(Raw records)
(begin)
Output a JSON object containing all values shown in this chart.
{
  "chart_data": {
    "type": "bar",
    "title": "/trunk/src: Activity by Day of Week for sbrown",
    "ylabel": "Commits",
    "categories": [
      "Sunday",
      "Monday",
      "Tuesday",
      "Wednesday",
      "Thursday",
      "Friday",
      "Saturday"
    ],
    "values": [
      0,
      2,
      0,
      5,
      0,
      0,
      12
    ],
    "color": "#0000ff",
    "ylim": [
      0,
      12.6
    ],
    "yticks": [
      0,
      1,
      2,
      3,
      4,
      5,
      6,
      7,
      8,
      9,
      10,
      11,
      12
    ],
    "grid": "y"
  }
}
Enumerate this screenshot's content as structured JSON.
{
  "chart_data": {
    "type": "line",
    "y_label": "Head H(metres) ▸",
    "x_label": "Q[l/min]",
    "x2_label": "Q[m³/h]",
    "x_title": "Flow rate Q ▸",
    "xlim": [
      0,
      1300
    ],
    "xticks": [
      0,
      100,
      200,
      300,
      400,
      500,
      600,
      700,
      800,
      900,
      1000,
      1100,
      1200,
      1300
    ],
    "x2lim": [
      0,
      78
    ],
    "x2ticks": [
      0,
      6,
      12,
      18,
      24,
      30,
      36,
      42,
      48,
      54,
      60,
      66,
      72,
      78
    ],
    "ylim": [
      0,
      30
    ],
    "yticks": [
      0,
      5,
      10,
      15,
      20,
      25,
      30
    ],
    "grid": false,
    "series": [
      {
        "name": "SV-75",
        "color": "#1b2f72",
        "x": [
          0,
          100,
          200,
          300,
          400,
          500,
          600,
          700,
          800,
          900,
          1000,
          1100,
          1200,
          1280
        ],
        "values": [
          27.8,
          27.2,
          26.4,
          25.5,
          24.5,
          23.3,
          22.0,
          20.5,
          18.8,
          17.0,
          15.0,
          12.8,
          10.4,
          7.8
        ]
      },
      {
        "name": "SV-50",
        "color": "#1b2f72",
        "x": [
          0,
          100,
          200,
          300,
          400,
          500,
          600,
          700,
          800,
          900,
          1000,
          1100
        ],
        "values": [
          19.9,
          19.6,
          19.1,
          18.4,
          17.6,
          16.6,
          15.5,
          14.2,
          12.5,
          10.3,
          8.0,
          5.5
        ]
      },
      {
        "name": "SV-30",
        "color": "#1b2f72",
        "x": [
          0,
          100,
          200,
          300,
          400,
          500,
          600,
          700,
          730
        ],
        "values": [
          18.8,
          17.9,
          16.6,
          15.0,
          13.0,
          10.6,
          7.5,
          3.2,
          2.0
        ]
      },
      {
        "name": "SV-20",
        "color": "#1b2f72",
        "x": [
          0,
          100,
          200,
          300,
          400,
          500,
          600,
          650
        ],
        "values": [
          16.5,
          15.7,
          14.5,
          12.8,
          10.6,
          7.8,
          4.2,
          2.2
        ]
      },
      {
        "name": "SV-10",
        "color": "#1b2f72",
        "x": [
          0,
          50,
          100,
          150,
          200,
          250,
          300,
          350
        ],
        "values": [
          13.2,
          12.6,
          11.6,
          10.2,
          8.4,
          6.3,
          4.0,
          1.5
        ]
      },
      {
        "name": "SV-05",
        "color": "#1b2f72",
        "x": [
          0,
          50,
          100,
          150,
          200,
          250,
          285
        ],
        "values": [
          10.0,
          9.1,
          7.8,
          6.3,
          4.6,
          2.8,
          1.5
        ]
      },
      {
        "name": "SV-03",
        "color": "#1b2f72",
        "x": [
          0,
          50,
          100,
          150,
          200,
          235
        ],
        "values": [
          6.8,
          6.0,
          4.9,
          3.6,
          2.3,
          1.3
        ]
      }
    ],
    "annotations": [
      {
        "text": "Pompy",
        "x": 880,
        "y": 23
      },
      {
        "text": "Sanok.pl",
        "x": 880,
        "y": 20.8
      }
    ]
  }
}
(end)
> _The request_
Faithfully transcribe the whole of the data.

> _Correct result_
Output a JSON object containing all values shown in this chart.
{
  "chart_data": {
    "type": "bar",
    "title": "/trunk/src: Activity by Day of Week for sbrown",
    "ylabel": "Commits",
    "categories": [
      "Sunday",
      "Monday",
      "Tuesday",
      "Wednesday",
      "Thursday",
      "Friday",
      "Saturday"
    ],
    "values": [
      0,
      2,
      0,
      5,
      0,
      0,
      12
    ],
    "color": "#0000ff",
    "ylim": [
      0,
      12.6
    ],
    "yticks": [
      0,
      1,
      2,
      3,
      4,
      5,
      6,
      7,
      8,
      9,
      10,
      11,
      12
    ],
    "grid": "y"
  }
}
Enumerate this screenshot's content as structured JSON.
{
  "chart_data": {
    "type": "line",
    "y_label": "Head H(metres) ▸",
    "x_label": "Q[l/min]",
    "x2_label": "Q[m³/h]",
    "x_title": "Flow rate Q ▸",
    "xlim": [
      0,
      1300
    ],
    "xticks": [
      0,
      100,
      200,
      300,
      400,
      500,
      600,
      700,
      800,
      900,
      1000,
      1100,
      1200,
      1300
    ],
    "x2lim": [
      0,
      78
    ],
    "x2ticks": [
      0,
      6,
      12,
      18,
      24,
      30,
      36,
      42,
      48,
      54,
      60,
      66,
      72,
      78
    ],
    "ylim": [
      0,
      30
    ],
    "yticks": [
      0,
      5,
      10,
      15,
      20,
      25,
      30
    ],
    "grid": false,
    "series": [
      {
        "name": "SV-75",
        "color": "#1b2f72",
        "x": [
          0,
          100,
          200,
          300,
          400,
          500,
          600,
          700,
          800,
          900,
          1000,
          1100,
          1200,
          1280
        ],
        "values": [
          27.8,
          27.2,
          26.4,
          25.5,
          24.5,
          23.3,
          22.0,
          20.5,
          18.8,
          17.0,
          15.0,
          12.8,
          10.4,
          7.8
        ]
      },
      {
        "name": "SV-50",
        "color": "#1b2f72",
        "x": [
          0,
          100,
          200,
          300,
          400,
          500,
          600,
          700,
          800,
          900,
          1000,
          1100
        ],
        "values": [
          19.9,
          19.6,
          19.1,
          18.4,
          17.6,
          16.6,
          15.5,
          14.2,
          12.5,
          10.3,
          8.0,
          5.5
        ]
      },
      {
        "name": "SV-30",
        "color": "#1b2f72",
        "x": [
          0,
          100,
          200,
          300,
          400,
          500,
          600,
          700,
          730
        ],
        "values": [
          18.8,
          17.9,
          16.6,
          15.0,
          13.0,
          10.6,
          7.5,
          3.2,
          2.0
        ]
      },
      {
        "name": "SV-20",
        "color": "#1b2f72",
        "x": [
          0,
          100,
          200,
          300,
          400,
          500,
          600,
          650
        ],
        "values": [
          16.5,
          15.7,
          14.5,
          12.8,
          10.6,
          7.8,
          4.2,
          2.2
        ]
      },
      {
        "name": "SV-10",
        "color": "#1b2f72",
        "x": [
          0,
          50,
          100,
          150,
          200,
          250,
          300,
          350
        ],
        "values": [
          13.2,
          12.6,
          11.6,
          10.2,
          8.4,
          6.3,
          4.0,
          1.5
        ]
      },
      {
        "name": "SV-05",
        "color": "#1b2f72",
        "x": [
          0,
          50,
          100,
          150,
          200,
          250,
          285
        ],
        "values": [
          10.0,
          9.1,
          7.8,
          6.3,
          4.6,
          2.8,
          1.5
        ]
      },
      {
        "name": "SV-03",
        "color": "#1b2f72",
        "x": [
          0,
          50,
          100,
          150,
          200,
          235
        ],
        "values": [
          6.8,
          6.0,
          4.9,
          3.6,
          2.3,
          1.3
        ]
      }
    ],
    "annotations": [
      {
        "text": "Pompy",
        "x": 880,
        "y": 23
      },
      {
        "text": "Sanok.pl",
        "x": 880,
        "y": 20.8
      }
    ]
  }
}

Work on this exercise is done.